Given request.
Locate each line holding the string "hear" and copy it.

---------- Data records ----------

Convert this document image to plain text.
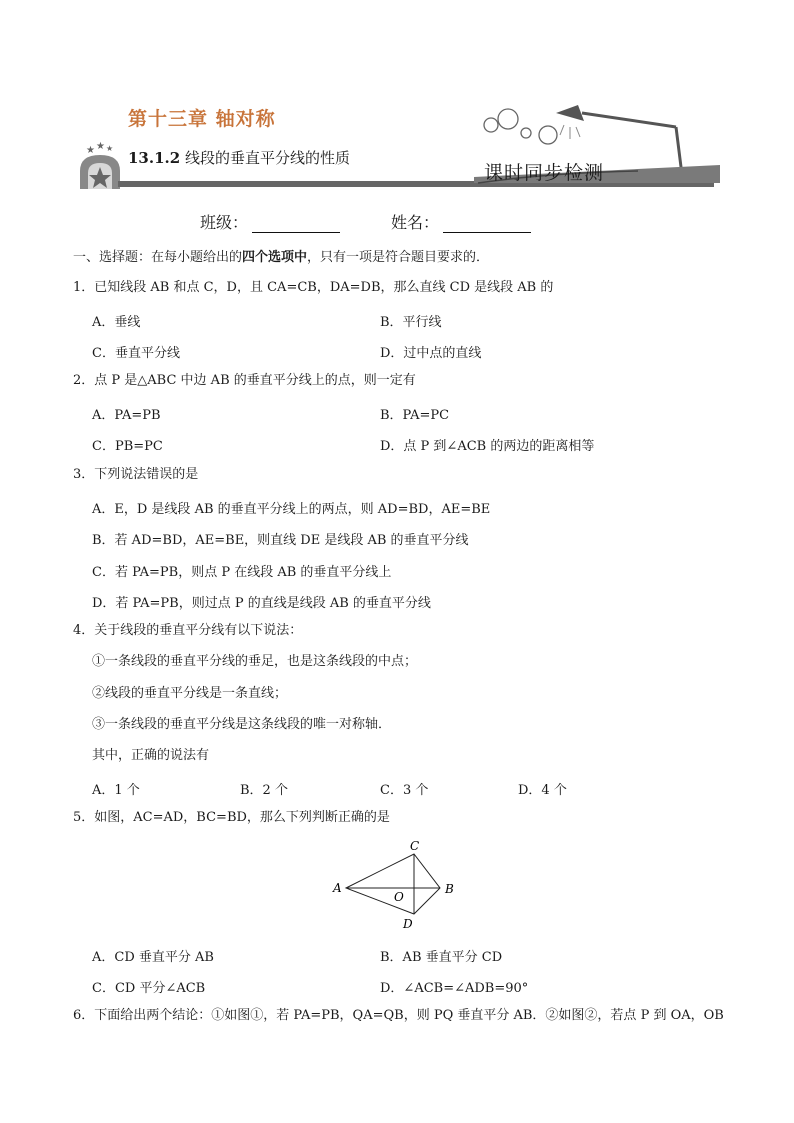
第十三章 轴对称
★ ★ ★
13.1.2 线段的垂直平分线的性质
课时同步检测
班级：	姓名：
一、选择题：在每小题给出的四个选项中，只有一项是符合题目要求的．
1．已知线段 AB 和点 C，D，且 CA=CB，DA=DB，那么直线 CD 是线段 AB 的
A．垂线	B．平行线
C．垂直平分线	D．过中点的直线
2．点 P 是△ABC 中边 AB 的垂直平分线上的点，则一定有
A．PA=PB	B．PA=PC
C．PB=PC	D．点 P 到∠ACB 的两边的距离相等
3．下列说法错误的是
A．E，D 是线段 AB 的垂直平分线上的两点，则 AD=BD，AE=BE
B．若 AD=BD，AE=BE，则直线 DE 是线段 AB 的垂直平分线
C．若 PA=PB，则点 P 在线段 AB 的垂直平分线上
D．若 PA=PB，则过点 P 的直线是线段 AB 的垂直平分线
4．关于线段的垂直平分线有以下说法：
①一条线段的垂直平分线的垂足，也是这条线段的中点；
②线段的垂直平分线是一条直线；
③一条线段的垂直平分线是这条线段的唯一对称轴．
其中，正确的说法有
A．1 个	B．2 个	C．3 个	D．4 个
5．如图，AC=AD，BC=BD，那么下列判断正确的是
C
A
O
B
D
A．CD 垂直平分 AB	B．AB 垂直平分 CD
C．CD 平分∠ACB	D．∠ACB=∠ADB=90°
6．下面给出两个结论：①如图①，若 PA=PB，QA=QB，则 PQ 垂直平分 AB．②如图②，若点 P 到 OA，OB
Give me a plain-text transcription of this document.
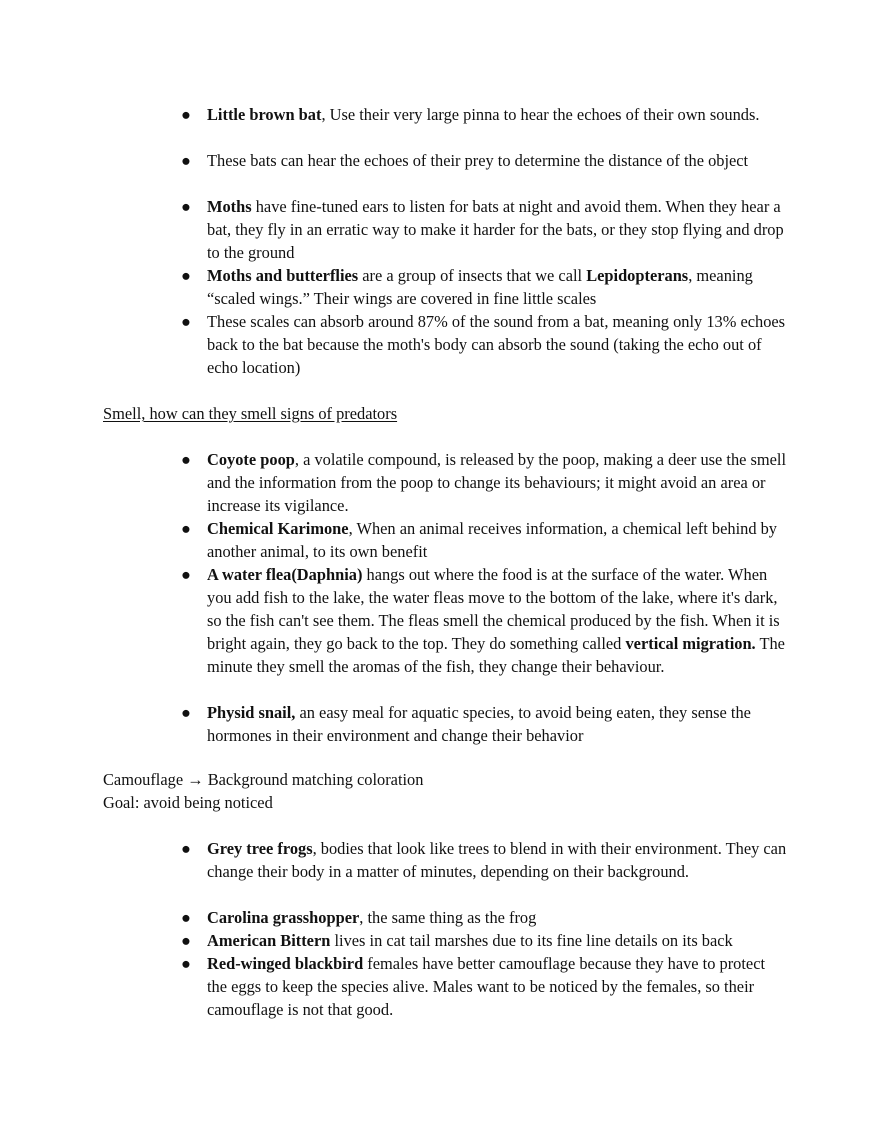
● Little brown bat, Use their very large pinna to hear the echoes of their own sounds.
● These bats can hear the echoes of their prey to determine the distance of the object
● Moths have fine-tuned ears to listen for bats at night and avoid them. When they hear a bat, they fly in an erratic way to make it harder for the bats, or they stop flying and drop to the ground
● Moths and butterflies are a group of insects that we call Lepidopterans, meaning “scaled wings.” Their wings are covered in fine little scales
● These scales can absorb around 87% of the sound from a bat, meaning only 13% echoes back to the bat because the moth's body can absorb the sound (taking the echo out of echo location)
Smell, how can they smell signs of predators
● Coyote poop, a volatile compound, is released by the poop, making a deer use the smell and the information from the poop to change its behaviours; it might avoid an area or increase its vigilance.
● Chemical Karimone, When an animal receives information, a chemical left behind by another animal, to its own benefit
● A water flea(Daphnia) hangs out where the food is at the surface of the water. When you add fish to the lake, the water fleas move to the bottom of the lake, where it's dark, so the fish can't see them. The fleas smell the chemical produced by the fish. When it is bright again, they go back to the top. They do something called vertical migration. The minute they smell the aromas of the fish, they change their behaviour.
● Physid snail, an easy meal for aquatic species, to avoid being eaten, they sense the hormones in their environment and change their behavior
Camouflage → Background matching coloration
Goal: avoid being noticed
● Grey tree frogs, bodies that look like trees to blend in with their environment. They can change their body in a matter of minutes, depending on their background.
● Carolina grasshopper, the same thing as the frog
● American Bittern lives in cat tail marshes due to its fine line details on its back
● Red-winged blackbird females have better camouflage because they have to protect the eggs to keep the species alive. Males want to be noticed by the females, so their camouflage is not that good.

----------
---------- Data records ----------

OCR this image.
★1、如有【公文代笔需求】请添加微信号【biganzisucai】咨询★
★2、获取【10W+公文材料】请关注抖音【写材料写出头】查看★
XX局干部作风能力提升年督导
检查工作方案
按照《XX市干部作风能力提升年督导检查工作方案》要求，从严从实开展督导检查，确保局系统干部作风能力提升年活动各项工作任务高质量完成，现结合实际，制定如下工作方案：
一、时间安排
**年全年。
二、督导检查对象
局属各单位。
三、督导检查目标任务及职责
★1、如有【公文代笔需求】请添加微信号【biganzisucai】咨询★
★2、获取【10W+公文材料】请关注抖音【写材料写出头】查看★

----------

Problem solution.
● Little brown bat, Use their very large pinna to hear the echoes of their own sounds.
● These bats can hear the echoes of their prey to determine the distance of the object
● Moths have fine-tuned ears to listen for bats at night and avoid them. When they hear a bat, they fly in an erratic way to make it harder for the bats, or they stop flying and drop to the ground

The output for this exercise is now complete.